— start —
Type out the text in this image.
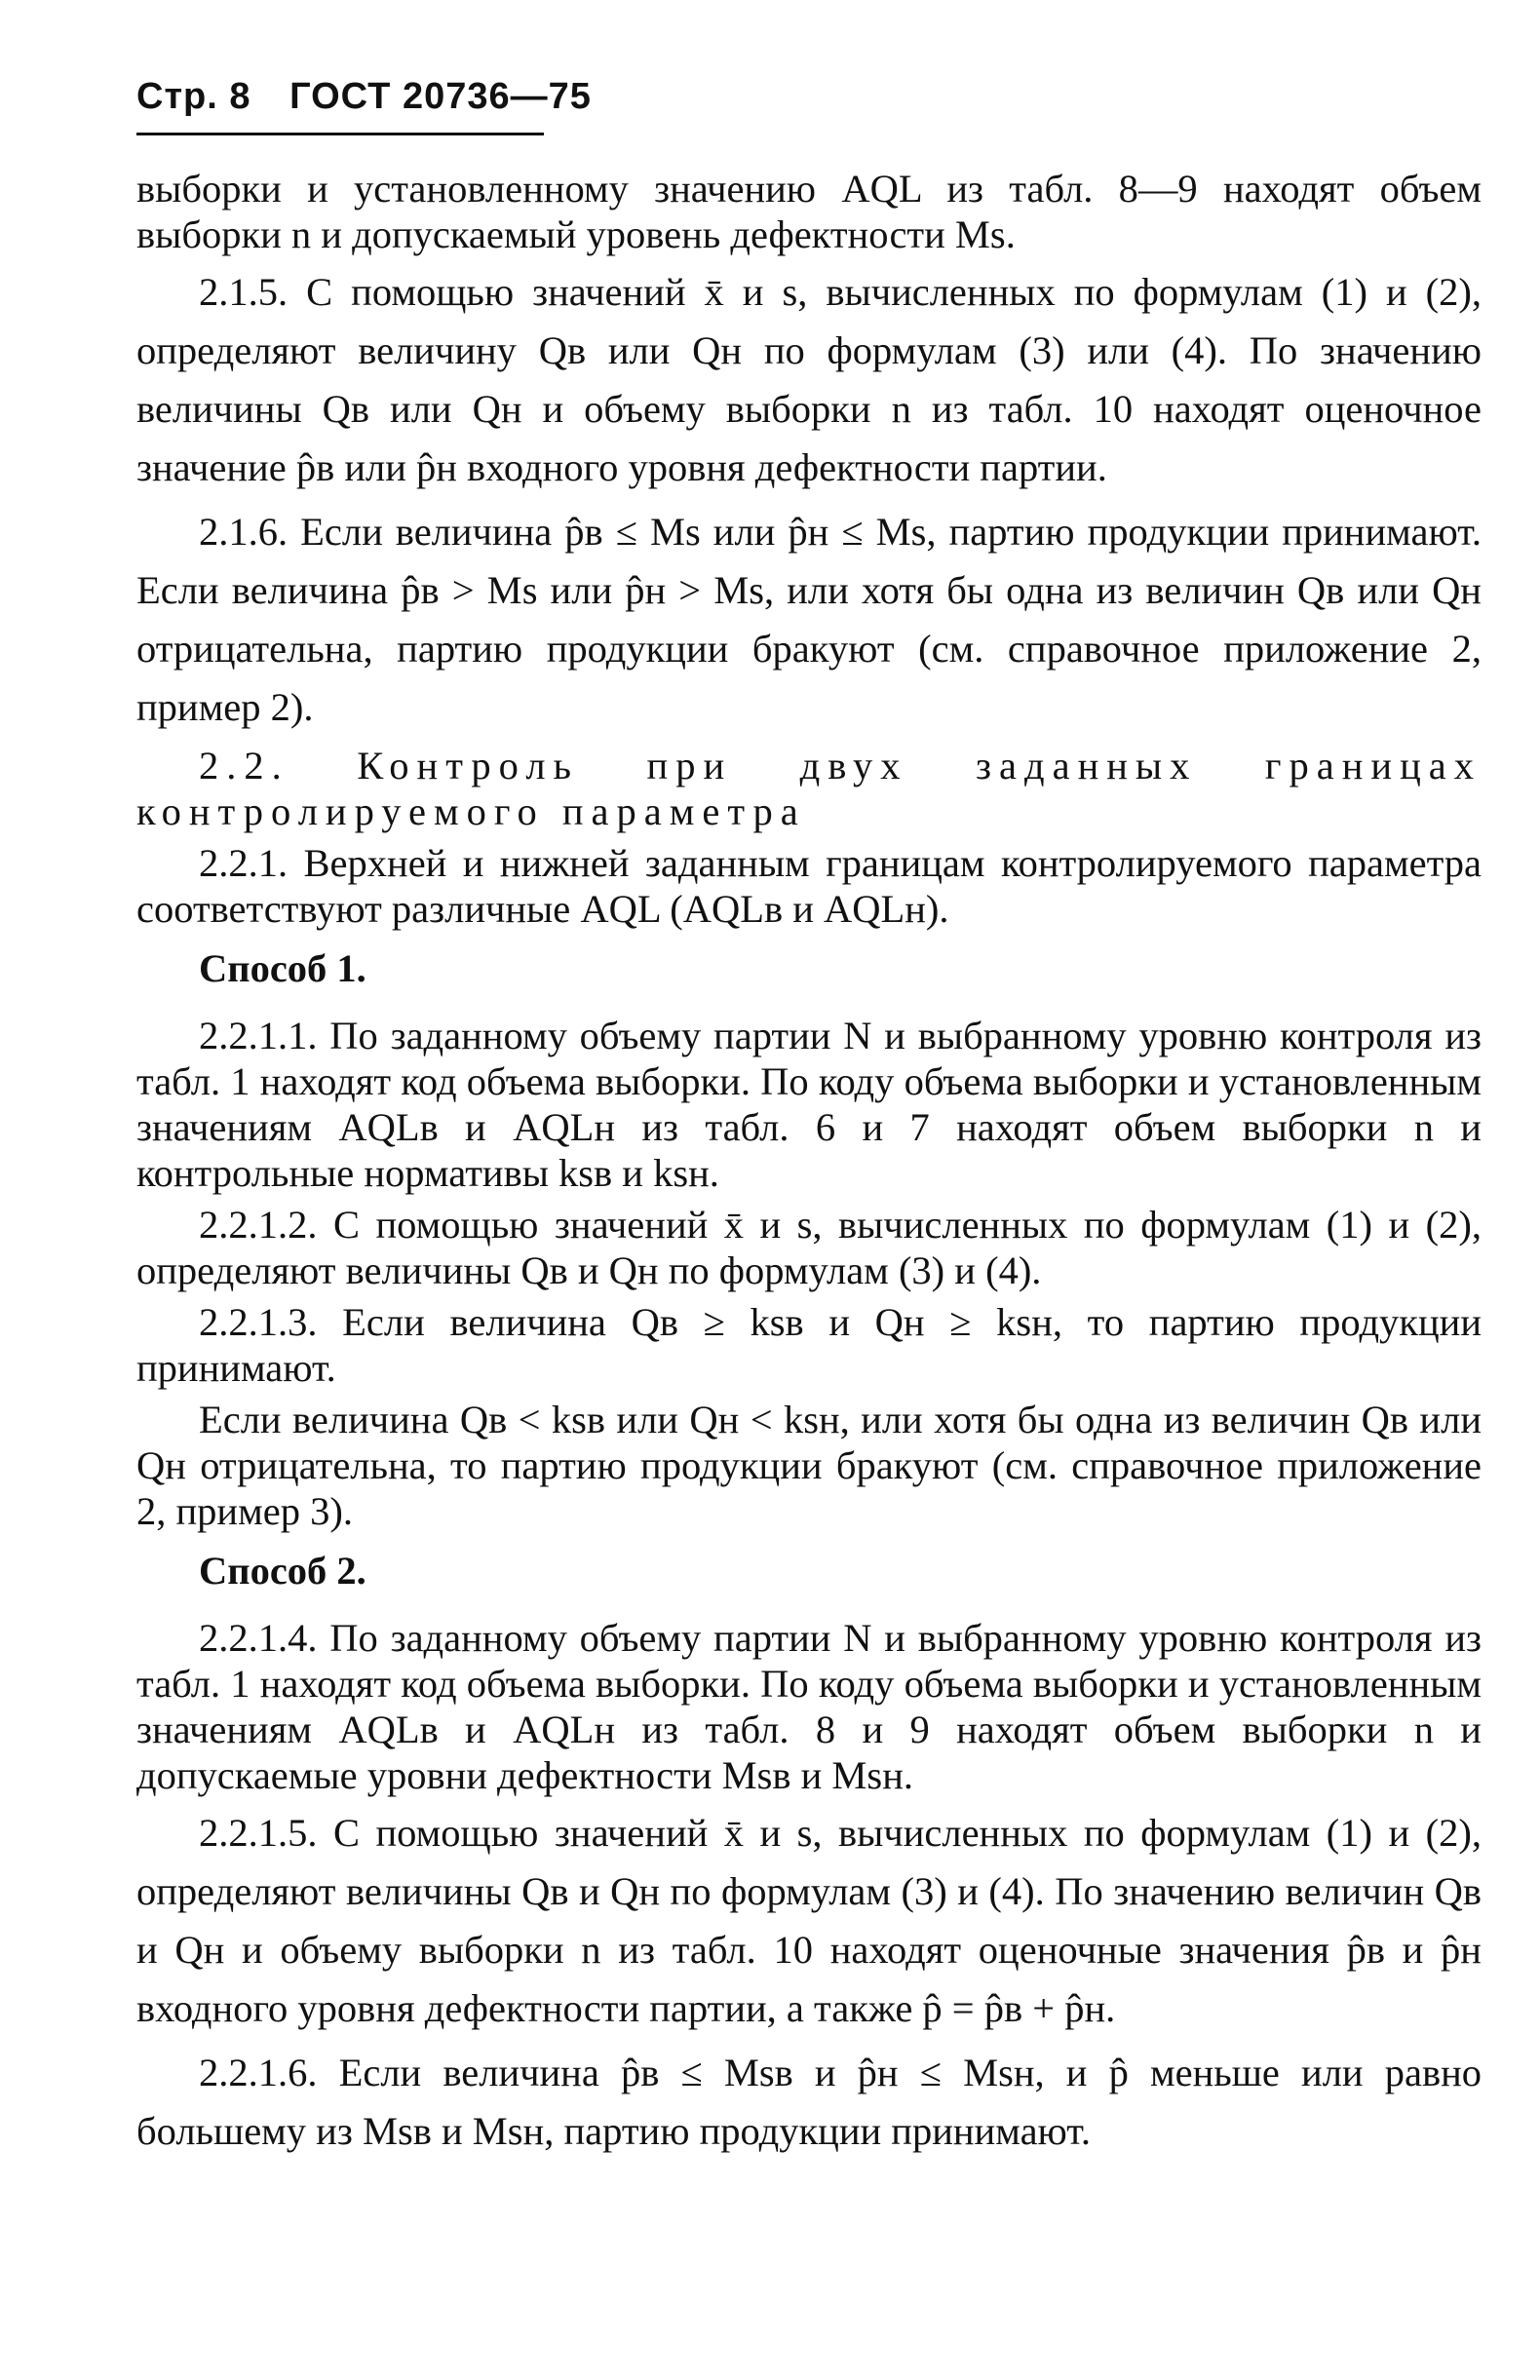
Стр. 8 ГОСТ 20736—75

выборки и установленному значению AQL из табл. 8—9 находят объем выборки n и допускаемый уровень дефектности Ms.

2.1.5. С помощью значений x̄ и s, вычисленных по формулам (1) и (2), определяют величину Qв или Qн по формулам (3) или (4). По значению величины Qв или Qн и объему выборки n из табл. 10 находят оценочное значение p̂в или p̂н входного уровня дефектности партии.

2.1.6. Если величина p̂в ≤ Ms или p̂н ≤ Ms, партию продукции принимают. Если величина p̂в > Ms или p̂н > Ms, или хотя бы одна из величин Qв или Qн отрицательна, партию продукции бракуют (см. справочное приложение 2, пример 2).

2.2. Контроль при двух заданных границах контролируемого параметра

2.2.1. Верхней и нижней заданным границам контролируемого параметра соответствуют различные AQL (AQLв и AQLн).

Способ 1.

2.2.1.1. По заданному объему партии N и выбранному уровню контроля из табл. 1 находят код объема выборки. По коду объема выборки и установленным значениям AQLв и AQLн из табл. 6 и 7 находят объем выборки n и контрольные нормативы ksв и ksн.

2.2.1.2. С помощью значений x̄ и s, вычисленных по формулам (1) и (2), определяют величины Qв и Qн по формулам (3) и (4).

2.2.1.3. Если величина Qв ≥ ksв и Qн ≥ ksн, то партию продукции принимают.

Если величина Qв < ksв или Qн < ksн, или хотя бы одна из величин Qв или Qн отрицательна, то партию продукции бракуют (см. справочное приложение 2, пример 3).

Способ 2.

2.2.1.4. По заданному объему партии N и выбранному уровню контроля из табл. 1 находят код объема выборки. По коду объема выборки и установленным значениям AQLв и AQLн из табл. 8 и 9 находят объем выборки n и допускаемые уровни дефектности Msв и Msн.

2.2.1.5. С помощью значений x̄ и s, вычисленных по формулам (1) и (2), определяют величины Qв и Qн по формулам (3) и (4). По значению величин Qв и Qн и объему выборки n из табл. 10 находят оценочные значения p̂в и p̂н входного уровня дефектности партии, а также p̂ = p̂в + p̂н.

2.2.1.6. Если величина p̂в ≤ Msв и p̂н ≤ Msн, и p̂ меньше или равно большему из Msв и Msн, партию продукции принимают.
— end —
EXERCISE DESCRIPTION: Give every record again exactly, apart from the pictures, which stay out.

RESPONSE TO THIS EXERCISE:
Type out the text in this image.
Стр. 8 ГОСТ 20736—75

выборки и установленному значению AQL из табл. 8—9 находят объем выборки n и допускаемый уровень дефектности Ms.

2.1.5. С помощью значений x̄ и s, вычисленных по формулам (1) и (2), определяют величину Qв или Qн по формулам (3) или (4). По значению величины Qв или Qн и объему выборки n из табл. 10 находят оценочное значение p̂в или p̂н входного уровня дефектности партии.

2.1.6. Если величина p̂в ≤ Ms или p̂н ≤ Ms, партию продукции принимают. Если величина p̂в > Ms или p̂н > Ms, или хотя бы одна из величин Qв или Qн отрицательна, партию продукции бракуют (см. справочное приложение 2, пример 2).

2.2. Контроль при двух заданных границах контролируемого параметра

2.2.1. Верхней и нижней заданным границам контролируемого параметра соответствуют различные AQL (AQLв и AQLн).

Способ 1.

2.2.1.1. По заданному объему партии N и выбранному уровню контроля из табл. 1 находят код объема выборки. По коду объема выборки и установленным значениям AQLв и AQLн из табл. 6 и 7 находят объем выборки n и контрольные нормативы ksв и ksн.

2.2.1.2. С помощью значений x̄ и s, вычисленных по формулам (1) и (2), определяют величины Qв и Qн по формулам (3) и (4).

2.2.1.3. Если величина Qв ≥ ksв и Qн ≥ ksн, то партию продукции принимают.

Если величина Qв < ksв или Qн < ksн, или хотя бы одна из величин Qв или Qн отрицательна, то партию продукции бракуют (см. справочное приложение 2, пример 3).

Способ 2.

2.2.1.4. По заданному объему партии N и выбранному уровню контроля из табл. 1 находят код объема выборки. По коду объема выборки и установленным значениям AQLв и AQLн из табл. 8 и 9 находят объем выборки n и допускаемые уровни дефектности Msв и Msн.

2.2.1.5. С помощью значений x̄ и s, вычисленных по формулам (1) и (2), определяют величины Qв и Qн по формулам (3) и (4). По значению величин Qв и Qн и объему выборки n из табл. 10 находят оценочные значения p̂в и p̂н входного уровня дефектности партии, а также p̂ = p̂в + p̂н.

2.2.1.6. Если величина p̂в ≤ Msв и p̂н ≤ Msн, и p̂ меньше или равно большему из Msв и Msн, партию продукции принимают.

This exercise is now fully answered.